[Data items]
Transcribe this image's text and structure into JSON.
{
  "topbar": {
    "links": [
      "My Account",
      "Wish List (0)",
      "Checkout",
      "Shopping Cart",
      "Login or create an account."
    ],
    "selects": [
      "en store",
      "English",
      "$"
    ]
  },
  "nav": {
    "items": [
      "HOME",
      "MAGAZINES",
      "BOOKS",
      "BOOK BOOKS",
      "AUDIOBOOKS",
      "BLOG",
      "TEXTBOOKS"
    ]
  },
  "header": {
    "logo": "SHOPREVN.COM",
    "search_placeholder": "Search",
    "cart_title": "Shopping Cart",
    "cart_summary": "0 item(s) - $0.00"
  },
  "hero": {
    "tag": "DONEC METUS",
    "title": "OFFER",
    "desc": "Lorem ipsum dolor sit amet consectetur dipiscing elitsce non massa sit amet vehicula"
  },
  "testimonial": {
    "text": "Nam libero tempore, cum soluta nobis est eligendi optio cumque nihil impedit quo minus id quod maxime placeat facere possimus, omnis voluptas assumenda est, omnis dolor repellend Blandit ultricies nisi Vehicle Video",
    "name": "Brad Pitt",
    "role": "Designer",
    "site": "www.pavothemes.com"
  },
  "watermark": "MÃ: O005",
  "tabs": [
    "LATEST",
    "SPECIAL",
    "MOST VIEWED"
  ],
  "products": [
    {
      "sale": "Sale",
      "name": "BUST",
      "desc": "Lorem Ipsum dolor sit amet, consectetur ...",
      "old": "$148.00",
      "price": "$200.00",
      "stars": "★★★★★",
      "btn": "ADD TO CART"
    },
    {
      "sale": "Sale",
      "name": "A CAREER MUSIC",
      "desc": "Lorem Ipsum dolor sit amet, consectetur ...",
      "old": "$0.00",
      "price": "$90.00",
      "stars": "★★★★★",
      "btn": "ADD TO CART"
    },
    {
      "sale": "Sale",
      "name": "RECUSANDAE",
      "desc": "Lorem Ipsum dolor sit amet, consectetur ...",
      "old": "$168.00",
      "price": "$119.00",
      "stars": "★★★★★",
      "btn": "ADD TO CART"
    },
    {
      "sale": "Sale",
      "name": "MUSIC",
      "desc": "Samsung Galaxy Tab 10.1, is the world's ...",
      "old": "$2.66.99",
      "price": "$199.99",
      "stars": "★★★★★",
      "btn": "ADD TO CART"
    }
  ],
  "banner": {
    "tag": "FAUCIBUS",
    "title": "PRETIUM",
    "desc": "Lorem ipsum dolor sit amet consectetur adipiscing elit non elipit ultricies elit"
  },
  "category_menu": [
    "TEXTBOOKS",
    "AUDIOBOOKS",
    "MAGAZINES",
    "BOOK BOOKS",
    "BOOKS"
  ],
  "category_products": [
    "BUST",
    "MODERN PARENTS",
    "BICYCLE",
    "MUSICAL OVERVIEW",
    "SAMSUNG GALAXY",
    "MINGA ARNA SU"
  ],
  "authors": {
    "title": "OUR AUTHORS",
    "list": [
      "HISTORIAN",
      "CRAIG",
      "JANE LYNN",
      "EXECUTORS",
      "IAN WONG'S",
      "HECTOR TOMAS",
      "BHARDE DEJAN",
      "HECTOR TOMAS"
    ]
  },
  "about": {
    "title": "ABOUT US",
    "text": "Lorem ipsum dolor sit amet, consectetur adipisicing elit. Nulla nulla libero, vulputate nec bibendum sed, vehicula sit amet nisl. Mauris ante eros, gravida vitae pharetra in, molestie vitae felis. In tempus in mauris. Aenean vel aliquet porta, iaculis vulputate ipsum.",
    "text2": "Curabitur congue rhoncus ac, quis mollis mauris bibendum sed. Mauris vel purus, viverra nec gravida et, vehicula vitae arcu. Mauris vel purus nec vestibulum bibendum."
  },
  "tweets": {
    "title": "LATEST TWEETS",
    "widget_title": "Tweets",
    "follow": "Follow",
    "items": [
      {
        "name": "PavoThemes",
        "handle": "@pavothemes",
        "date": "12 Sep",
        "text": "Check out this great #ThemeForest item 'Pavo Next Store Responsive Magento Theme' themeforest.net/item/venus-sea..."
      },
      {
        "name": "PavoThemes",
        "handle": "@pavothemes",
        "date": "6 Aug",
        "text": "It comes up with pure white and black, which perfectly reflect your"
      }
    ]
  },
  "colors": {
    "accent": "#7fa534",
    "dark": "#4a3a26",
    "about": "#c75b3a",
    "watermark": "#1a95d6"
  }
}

- **The problem**:
Retype the entries exactly, including every line.

- **Written solution**:
Transcribe this image's text and structure into JSON.
{
  "topbar": {
    "links": [
      "My Account",
      "Wish List (0)",
      "Checkout",
      "Shopping Cart",
      "Login or create an account."
    ],
    "selects": [
      "en store",
      "English",
      "$"
    ]
  },
  "nav": {
    "items": [
      "HOME",
      "MAGAZINES",
      "BOOKS",
      "BOOK BOOKS",
      "AUDIOBOOKS",
      "BLOG",
      "TEXTBOOKS"
    ]
  },
  "header": {
    "logo": "SHOPREVN.COM",
    "search_placeholder": "Search",
    "cart_title": "Shopping Cart",
    "cart_summary": "0 item(s) - $0.00"
  },
  "hero": {
    "tag": "DONEC METUS",
    "title": "OFFER",
    "desc": "Lorem ipsum dolor sit amet consectetur dipiscing elitsce non massa sit amet vehicula"
  },
  "testimonial": {
    "text": "Nam libero tempore, cum soluta nobis est eligendi optio cumque nihil impedit quo minus id quod maxime placeat facere possimus, omnis voluptas assumenda est, omnis dolor repellend Blandit ultricies nisi Vehicle Video",
    "name": "Brad Pitt",
    "role": "Designer",
    "site": "www.pavothemes.com"
  },
  "watermark": "MÃ: O005",
  "tabs": [
    "LATEST",
    "SPECIAL",
    "MOST VIEWED"
  ],
  "products": [
    {
      "sale": "Sale",
      "name": "BUST",
      "desc": "Lorem Ipsum dolor sit amet, consectetur ...",
      "old": "$148.00",
      "price": "$200.00",
      "stars": "★★★★★",
      "btn": "ADD TO CART"
    },
    {
      "sale": "Sale",
      "name": "A CAREER MUSIC",
      "desc": "Lorem Ipsum dolor sit amet, consectetur ...",
      "old": "$0.00",
      "price": "$90.00",
      "stars": "★★★★★",
      "btn": "ADD TO CART"
    },
    {
      "sale": "Sale",
      "name": "RECUSANDAE",
      "desc": "Lorem Ipsum dolor sit amet, consectetur ...",
      "old": "$168.00",
      "price": "$119.00",
      "stars": "★★★★★",
      "btn": "ADD TO CART"
    },
    {
      "sale": "Sale",
      "name": "MUSIC",
      "desc": "Samsung Galaxy Tab 10.1, is the world's ...",
      "old": "$2.66.99",
      "price": "$199.99",
      "stars": "★★★★★",
      "btn": "ADD TO CART"
    }
  ],
  "banner": {
    "tag": "FAUCIBUS",
    "title": "PRETIUM",
    "desc": "Lorem ipsum dolor sit amet consectetur adipiscing elit non elipit ultricies elit"
  },
  "category_menu": [
    "TEXTBOOKS",
    "AUDIOBOOKS",
    "MAGAZINES",
    "BOOK BOOKS",
    "BOOKS"
  ],
  "category_products": [
    "BUST",
    "MODERN PARENTS",
    "BICYCLE",
    "MUSICAL OVERVIEW",
    "SAMSUNG GALAXY",
    "MINGA ARNA SU"
  ],
  "authors": {
    "title": "OUR AUTHORS",
    "list": [
      "HISTORIAN",
      "CRAIG",
      "JANE LYNN",
      "EXECUTORS",
      "IAN WONG'S",
      "HECTOR TOMAS",
      "BHARDE DEJAN",
      "HECTOR TOMAS"
    ]
  },
  "about": {
    "title": "ABOUT US",
    "text": "Lorem ipsum dolor sit amet, consectetur adipisicing elit. Nulla nulla libero, vulputate nec bibendum sed, vehicula sit amet nisl. Mauris ante eros, gravida vitae pharetra in, molestie vitae felis. In tempus in mauris. Aenean vel aliquet porta, iaculis vulputate ipsum.",
    "text2": "Curabitur congue rhoncus ac, quis mollis mauris bibendum sed. Mauris vel purus, viverra nec gravida et, vehicula vitae arcu. Mauris vel purus nec vestibulum bibendum."
  },
  "tweets": {
    "title": "LATEST TWEETS",
    "widget_title": "Tweets",
    "follow": "Follow",
    "items": [
      {
        "name": "PavoThemes",
        "handle": "@pavothemes",
        "date": "12 Sep",
        "text": "Check out this great #ThemeForest item 'Pavo Next Store Responsive Magento Theme' themeforest.net/item/venus-sea..."
      },
      {
        "name": "PavoThemes",
        "handle": "@pavothemes",
        "date": "6 Aug",
        "text": "It comes up with pure white and black, which perfectly reflect your"
      }
    ]
  },
  "colors": {
    "accent": "#7fa534",
    "dark": "#4a3a26",
    "about": "#c75b3a",
    "watermark": "#1a95d6"
  }
}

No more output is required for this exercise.